**Entries supplied**.
--- Start ---
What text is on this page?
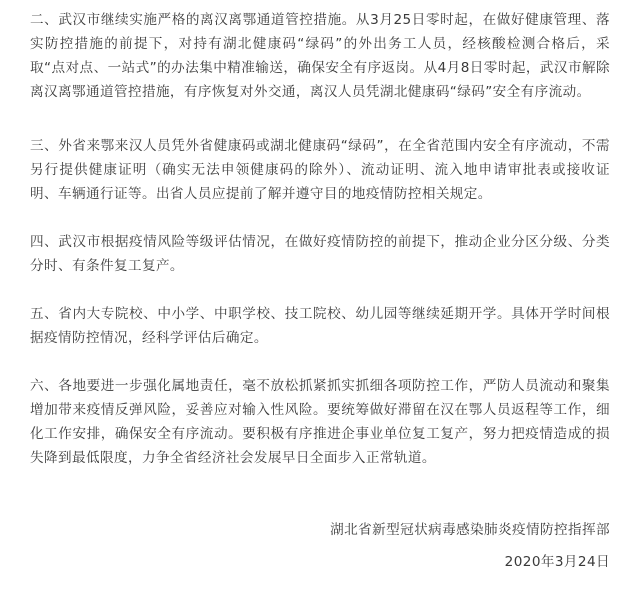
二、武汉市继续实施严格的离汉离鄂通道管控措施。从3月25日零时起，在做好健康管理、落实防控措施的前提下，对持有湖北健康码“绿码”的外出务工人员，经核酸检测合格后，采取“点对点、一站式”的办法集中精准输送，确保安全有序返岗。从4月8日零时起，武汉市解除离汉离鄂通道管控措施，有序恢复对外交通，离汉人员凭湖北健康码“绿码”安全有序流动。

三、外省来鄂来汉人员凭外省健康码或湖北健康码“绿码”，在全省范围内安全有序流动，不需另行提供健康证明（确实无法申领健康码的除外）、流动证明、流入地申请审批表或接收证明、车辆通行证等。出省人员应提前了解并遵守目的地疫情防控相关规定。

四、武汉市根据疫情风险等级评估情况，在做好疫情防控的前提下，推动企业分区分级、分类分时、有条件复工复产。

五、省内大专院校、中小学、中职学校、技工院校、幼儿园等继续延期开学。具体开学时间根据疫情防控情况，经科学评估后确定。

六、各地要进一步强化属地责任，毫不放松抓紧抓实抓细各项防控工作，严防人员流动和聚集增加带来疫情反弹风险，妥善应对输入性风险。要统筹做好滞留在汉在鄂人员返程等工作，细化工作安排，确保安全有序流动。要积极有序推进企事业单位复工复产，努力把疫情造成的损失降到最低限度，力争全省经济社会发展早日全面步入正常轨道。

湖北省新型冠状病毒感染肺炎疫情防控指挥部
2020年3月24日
--- End ---
--- Start ---
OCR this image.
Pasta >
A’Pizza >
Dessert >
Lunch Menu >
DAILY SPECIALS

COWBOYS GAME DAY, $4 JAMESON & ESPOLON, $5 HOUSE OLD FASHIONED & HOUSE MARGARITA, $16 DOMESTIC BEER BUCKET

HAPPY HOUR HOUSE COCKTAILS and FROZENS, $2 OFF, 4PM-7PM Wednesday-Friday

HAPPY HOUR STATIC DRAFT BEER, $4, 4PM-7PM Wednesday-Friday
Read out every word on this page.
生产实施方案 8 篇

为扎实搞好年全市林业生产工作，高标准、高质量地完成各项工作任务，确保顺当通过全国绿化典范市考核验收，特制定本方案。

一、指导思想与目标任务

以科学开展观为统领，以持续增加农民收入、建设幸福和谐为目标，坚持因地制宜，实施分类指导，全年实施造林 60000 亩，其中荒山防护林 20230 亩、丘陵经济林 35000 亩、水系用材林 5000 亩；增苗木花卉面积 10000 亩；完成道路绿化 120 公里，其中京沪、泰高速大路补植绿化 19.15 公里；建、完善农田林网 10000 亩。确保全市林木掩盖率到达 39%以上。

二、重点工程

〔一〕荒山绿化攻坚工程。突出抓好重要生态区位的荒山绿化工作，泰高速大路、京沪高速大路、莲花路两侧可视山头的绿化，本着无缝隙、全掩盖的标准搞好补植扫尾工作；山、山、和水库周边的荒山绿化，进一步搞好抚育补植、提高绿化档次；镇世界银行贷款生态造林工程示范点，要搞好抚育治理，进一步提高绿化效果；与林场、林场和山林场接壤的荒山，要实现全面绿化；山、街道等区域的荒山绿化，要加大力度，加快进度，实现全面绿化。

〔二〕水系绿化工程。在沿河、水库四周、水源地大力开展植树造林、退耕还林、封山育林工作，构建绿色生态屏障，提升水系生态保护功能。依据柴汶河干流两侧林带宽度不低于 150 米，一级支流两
--- End ---
**Your task**. From the data above, copy each line that has the string "HOUR".

**Exercise answer**.
HAPPY HOUR HOUSE COCKTAILS and FROZENS, $2 OFF, 4PM-7PM Wednesday-Friday
HAPPY HOUR STATIC DRAFT BEER, $4, 4PM-7PM Wednesday-Friday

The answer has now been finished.